* Instructions for the task:
Find how many lines contain "date" and state only that number.

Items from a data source
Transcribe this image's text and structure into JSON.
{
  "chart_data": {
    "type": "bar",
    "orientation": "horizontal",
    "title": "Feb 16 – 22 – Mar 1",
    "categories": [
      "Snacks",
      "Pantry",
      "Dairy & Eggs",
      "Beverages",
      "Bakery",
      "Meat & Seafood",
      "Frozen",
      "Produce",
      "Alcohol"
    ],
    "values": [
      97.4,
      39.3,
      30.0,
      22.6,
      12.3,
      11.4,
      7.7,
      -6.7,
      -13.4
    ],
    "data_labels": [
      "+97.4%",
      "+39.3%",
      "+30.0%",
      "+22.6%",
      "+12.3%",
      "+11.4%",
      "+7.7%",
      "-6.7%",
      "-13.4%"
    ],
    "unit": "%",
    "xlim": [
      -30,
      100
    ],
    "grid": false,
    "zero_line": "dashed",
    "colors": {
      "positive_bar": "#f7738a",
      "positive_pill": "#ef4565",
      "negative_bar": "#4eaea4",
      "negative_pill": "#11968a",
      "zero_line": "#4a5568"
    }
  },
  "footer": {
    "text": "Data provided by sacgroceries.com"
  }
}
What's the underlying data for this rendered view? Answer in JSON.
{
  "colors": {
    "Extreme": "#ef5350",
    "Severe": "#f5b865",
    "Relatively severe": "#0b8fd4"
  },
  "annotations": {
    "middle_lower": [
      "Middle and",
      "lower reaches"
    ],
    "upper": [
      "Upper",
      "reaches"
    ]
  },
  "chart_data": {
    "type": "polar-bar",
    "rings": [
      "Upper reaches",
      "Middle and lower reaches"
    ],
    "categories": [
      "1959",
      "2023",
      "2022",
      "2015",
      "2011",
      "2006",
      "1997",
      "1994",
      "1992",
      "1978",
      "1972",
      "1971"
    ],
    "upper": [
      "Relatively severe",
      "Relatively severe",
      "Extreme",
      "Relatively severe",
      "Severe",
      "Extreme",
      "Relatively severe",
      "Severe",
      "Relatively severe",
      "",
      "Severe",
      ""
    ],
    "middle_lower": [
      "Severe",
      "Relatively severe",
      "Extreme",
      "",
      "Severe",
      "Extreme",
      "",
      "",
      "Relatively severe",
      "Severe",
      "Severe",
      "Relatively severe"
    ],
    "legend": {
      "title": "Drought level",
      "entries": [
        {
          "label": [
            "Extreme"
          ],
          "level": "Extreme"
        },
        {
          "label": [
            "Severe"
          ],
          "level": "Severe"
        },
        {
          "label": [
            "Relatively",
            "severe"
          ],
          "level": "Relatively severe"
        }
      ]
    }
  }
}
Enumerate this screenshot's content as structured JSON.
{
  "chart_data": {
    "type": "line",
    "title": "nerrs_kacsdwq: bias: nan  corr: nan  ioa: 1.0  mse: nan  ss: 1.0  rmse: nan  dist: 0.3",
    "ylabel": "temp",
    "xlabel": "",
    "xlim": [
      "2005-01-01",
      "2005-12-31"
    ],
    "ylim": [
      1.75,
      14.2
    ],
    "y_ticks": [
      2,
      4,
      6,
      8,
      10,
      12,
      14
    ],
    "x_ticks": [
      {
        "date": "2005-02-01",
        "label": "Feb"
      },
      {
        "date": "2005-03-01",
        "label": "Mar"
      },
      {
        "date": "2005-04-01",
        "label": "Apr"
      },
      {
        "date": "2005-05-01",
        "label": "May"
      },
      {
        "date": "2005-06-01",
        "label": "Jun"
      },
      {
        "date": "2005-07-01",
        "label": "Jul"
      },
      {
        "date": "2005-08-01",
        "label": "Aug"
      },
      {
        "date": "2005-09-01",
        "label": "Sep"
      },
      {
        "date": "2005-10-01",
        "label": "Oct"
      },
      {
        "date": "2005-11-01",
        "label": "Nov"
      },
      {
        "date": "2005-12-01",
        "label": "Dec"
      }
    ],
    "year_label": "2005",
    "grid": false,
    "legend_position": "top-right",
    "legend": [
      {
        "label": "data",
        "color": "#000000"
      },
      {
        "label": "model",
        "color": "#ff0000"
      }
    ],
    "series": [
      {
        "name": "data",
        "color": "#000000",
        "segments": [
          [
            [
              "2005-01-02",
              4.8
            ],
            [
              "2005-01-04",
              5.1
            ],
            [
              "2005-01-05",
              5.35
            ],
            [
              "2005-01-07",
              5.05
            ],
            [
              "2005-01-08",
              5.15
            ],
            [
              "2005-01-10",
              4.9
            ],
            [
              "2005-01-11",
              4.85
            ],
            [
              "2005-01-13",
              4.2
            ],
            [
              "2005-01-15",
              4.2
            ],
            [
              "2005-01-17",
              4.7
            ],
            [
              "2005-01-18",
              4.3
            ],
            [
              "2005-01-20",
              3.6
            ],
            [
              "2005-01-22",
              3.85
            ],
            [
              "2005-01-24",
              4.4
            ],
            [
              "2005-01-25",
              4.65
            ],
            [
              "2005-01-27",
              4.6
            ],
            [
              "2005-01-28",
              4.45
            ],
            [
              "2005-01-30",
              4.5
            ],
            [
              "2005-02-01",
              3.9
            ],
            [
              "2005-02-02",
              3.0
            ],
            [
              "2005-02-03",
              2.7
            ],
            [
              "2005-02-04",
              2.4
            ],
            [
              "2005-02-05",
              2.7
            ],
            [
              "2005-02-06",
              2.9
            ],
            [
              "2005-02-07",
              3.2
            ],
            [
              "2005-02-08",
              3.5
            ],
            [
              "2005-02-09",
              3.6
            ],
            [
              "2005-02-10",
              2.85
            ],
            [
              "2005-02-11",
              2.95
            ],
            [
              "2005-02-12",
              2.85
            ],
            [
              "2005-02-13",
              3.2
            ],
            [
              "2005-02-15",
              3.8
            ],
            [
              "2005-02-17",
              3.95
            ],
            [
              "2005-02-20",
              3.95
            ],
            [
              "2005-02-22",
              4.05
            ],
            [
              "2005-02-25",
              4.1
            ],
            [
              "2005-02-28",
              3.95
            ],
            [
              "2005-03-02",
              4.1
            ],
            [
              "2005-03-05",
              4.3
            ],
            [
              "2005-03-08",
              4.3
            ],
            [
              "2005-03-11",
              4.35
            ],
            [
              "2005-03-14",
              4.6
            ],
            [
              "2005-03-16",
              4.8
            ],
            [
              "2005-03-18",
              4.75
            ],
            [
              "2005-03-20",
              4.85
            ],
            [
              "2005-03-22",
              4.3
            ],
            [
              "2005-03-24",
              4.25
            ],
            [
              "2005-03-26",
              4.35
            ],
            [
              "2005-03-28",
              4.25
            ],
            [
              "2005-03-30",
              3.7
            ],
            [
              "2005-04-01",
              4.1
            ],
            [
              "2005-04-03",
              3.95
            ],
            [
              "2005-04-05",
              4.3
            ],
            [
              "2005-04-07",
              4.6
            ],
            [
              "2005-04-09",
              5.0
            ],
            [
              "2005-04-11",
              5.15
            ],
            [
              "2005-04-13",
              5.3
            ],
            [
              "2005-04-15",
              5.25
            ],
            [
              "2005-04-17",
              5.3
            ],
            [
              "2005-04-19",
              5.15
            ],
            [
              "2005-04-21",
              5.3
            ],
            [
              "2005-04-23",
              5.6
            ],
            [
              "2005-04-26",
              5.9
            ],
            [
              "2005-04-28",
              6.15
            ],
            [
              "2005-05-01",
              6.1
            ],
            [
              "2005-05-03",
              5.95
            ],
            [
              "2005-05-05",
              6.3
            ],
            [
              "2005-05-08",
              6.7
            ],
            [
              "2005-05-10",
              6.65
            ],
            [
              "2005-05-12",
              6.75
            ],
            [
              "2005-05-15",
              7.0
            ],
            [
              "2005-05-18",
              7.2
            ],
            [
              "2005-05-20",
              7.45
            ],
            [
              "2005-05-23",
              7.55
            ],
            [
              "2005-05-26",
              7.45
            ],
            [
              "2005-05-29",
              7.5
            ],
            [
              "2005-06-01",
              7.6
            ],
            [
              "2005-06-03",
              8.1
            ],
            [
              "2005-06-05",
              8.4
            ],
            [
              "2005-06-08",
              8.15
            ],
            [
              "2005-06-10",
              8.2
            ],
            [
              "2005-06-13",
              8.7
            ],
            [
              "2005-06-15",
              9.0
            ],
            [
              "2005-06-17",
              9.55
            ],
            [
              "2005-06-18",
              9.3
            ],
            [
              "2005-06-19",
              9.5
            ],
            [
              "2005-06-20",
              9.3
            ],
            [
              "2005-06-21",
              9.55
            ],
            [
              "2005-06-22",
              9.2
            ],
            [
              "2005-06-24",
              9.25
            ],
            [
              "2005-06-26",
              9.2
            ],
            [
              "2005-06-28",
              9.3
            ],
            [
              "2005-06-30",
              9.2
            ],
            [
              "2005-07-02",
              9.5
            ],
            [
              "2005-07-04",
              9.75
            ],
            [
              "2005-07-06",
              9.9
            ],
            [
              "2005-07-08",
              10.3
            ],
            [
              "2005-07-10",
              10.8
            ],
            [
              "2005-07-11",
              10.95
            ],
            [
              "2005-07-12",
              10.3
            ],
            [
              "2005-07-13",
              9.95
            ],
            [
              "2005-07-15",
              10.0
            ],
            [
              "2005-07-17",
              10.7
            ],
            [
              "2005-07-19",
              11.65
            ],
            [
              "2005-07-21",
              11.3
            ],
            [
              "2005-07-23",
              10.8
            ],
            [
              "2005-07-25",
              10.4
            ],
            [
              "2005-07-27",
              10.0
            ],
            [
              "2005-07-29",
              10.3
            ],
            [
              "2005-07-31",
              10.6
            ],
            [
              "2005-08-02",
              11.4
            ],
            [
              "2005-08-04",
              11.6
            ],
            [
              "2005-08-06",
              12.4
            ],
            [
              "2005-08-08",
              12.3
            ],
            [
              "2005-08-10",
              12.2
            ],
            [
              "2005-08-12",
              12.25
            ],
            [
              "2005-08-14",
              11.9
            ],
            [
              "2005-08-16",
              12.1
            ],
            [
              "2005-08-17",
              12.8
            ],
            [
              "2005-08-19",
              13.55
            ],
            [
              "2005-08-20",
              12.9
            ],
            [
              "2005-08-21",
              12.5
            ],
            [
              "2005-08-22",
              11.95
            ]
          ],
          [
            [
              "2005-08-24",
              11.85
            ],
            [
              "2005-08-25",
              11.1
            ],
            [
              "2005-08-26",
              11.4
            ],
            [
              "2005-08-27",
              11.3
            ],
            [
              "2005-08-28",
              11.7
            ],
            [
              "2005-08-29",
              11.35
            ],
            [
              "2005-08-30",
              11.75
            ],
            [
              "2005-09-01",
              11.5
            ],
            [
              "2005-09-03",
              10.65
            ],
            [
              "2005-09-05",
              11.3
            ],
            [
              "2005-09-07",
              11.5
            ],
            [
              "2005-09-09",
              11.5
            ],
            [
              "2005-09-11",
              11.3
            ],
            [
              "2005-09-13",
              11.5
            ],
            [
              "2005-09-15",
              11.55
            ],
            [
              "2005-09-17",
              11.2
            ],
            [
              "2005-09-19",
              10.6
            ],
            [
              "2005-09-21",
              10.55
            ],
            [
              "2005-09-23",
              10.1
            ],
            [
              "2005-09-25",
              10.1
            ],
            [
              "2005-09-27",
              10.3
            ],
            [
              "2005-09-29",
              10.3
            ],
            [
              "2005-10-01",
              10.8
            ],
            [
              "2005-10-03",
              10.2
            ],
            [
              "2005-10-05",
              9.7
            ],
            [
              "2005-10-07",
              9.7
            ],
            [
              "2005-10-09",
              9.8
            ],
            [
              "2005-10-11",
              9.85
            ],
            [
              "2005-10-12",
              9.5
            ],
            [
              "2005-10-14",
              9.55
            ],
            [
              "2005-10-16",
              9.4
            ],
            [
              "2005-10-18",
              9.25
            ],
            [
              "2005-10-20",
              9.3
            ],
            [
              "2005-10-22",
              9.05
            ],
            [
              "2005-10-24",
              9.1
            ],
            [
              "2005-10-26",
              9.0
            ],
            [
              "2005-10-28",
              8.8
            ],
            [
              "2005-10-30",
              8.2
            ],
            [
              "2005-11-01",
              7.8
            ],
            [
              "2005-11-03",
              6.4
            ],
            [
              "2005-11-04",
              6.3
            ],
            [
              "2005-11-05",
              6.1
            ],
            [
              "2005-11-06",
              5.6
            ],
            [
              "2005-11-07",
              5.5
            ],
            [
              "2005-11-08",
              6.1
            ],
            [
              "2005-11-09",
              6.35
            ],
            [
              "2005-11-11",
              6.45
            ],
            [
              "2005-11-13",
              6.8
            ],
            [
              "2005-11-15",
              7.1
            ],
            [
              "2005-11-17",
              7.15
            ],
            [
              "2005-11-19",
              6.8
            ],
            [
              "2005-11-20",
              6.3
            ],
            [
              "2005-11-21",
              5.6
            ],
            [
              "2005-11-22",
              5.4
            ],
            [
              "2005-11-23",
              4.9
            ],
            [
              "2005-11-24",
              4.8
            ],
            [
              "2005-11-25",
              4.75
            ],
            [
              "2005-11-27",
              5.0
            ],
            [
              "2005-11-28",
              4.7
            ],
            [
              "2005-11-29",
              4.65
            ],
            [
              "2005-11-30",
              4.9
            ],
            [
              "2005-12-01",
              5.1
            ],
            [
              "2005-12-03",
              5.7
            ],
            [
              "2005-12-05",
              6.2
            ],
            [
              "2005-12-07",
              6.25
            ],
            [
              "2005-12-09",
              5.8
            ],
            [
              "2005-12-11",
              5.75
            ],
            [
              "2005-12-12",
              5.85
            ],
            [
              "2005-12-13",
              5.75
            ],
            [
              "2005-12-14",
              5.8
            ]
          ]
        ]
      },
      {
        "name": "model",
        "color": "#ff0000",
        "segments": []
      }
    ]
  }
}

* Written answer:
11